— Instruction —
Collect each line of the records containing the string "CRCC".

Dataset records:
--------------------------------

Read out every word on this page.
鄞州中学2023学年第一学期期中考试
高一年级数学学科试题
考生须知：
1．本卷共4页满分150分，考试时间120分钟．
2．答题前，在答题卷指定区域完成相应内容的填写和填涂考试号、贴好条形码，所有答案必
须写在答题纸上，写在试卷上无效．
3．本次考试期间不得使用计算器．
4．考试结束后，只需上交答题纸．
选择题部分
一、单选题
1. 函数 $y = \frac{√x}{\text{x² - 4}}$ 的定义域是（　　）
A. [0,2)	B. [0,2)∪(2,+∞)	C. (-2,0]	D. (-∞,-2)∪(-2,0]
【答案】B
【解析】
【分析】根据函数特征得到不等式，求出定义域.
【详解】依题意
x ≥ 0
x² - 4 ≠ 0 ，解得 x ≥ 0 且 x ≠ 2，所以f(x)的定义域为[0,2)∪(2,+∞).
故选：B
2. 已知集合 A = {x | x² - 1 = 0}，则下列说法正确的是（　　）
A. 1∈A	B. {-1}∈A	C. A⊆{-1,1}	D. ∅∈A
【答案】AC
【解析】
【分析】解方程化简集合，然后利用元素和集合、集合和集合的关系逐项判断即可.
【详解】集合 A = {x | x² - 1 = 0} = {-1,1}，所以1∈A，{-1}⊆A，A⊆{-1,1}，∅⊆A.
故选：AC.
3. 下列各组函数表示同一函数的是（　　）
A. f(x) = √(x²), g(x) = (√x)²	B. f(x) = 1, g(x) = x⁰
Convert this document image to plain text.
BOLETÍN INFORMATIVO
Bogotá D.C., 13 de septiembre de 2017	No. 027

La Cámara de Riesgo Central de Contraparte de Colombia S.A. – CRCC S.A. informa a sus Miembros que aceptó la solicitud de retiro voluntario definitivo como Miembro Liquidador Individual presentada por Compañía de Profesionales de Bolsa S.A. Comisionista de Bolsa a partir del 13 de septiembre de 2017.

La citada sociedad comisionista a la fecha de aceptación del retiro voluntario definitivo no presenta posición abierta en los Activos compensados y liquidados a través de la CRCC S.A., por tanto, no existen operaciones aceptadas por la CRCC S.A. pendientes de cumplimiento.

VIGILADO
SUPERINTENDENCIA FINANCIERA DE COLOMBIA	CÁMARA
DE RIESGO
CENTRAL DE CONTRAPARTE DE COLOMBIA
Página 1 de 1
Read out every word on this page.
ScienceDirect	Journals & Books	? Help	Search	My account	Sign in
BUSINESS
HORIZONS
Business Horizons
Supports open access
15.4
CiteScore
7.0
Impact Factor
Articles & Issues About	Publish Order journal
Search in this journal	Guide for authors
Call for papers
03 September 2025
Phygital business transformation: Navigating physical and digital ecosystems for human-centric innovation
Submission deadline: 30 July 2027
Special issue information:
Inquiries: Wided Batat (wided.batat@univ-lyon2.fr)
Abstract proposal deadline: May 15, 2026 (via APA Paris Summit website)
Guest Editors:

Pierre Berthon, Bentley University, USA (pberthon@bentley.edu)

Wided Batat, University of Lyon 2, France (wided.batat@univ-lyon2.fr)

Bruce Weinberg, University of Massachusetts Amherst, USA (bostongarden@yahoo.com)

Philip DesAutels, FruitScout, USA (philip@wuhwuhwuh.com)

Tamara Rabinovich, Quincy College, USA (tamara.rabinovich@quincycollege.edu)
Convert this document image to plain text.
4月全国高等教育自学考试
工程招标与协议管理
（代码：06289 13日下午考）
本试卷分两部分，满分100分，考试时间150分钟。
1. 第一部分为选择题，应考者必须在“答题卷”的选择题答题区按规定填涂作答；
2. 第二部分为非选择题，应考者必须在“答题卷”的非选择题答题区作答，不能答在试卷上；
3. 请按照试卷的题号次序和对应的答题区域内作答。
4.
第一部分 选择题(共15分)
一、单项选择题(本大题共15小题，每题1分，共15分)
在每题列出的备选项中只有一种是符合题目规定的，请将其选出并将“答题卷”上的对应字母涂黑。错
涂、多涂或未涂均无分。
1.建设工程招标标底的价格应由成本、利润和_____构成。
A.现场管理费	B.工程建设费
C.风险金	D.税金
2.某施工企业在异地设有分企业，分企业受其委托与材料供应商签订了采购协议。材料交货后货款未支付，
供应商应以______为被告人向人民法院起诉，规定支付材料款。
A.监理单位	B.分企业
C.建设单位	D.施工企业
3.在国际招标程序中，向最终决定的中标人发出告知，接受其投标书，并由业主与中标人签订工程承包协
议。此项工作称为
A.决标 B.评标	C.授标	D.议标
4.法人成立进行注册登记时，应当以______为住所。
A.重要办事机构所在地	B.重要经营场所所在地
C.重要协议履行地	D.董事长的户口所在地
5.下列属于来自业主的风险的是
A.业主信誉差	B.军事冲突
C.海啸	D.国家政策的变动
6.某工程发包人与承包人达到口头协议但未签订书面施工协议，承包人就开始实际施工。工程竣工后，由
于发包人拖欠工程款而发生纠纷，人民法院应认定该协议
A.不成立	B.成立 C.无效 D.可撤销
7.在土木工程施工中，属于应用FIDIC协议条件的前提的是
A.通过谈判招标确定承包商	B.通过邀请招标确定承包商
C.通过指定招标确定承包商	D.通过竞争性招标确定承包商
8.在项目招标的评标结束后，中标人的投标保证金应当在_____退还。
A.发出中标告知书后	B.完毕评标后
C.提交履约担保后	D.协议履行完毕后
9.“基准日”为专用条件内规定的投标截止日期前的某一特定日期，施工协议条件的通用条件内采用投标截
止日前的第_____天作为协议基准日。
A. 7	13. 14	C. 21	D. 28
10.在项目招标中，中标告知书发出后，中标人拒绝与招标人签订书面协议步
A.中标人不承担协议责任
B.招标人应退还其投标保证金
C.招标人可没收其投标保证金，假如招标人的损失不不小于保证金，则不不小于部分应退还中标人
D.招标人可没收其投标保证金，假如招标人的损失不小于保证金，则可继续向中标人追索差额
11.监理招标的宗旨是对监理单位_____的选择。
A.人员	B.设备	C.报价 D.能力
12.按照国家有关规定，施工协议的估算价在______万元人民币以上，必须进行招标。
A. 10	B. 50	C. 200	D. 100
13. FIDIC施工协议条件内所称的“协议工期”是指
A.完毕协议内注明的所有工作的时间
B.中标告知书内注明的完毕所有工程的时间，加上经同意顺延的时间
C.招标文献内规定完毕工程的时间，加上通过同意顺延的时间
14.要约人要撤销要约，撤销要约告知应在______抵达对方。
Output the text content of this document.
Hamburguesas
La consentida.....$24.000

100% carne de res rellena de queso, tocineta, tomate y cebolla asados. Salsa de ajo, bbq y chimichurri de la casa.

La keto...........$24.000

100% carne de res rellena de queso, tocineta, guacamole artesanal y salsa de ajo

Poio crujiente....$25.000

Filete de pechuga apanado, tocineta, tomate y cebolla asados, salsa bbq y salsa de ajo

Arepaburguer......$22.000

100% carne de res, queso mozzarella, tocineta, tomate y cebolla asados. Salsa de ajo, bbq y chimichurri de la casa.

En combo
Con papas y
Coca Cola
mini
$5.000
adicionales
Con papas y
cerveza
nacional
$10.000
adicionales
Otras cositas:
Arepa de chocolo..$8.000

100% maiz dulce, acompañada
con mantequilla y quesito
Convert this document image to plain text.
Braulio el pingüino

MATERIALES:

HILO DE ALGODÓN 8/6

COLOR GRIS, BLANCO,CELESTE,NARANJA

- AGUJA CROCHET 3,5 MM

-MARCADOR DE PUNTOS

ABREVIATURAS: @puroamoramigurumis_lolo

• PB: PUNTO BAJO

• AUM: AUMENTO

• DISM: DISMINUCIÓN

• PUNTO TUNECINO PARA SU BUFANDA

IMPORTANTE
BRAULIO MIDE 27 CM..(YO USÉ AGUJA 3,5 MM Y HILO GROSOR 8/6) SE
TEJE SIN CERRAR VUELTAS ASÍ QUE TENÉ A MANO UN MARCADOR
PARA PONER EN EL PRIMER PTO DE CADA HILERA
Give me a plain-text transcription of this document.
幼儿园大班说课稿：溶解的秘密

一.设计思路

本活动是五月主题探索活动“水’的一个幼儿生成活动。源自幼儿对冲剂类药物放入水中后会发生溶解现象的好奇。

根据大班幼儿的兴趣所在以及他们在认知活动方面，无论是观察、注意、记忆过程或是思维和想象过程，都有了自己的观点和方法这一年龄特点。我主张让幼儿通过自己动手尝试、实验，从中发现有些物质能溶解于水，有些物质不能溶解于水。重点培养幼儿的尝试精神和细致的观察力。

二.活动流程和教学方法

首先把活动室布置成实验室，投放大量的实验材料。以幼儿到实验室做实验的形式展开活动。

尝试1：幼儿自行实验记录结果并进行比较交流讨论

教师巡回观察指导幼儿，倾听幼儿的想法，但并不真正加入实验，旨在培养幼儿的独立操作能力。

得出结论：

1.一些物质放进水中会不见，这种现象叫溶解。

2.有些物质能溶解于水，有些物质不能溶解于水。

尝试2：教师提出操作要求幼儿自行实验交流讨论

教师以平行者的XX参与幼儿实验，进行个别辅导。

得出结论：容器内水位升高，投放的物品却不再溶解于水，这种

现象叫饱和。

--------------------------------

— Complete response —
La Cámara de Riesgo Central de Contraparte de Colombia S.A. – CRCC S.A. informa a sus Miembros que aceptó la solicitud de retiro voluntario definitivo como Miembro Liquidador Individual presentada por Compañía de Profesionales de Bolsa S.A. Comisionista de Bolsa a partir del 13 de septiembre de 2017.
La citada sociedad comisionista a la fecha de aceptación del retiro voluntario definitivo no presenta posición abierta en los Activos compensados y liquidados a través de la CRCC S.A., por tanto, no existen operaciones aceptadas por la CRCC S.A. pendientes de cumplimiento.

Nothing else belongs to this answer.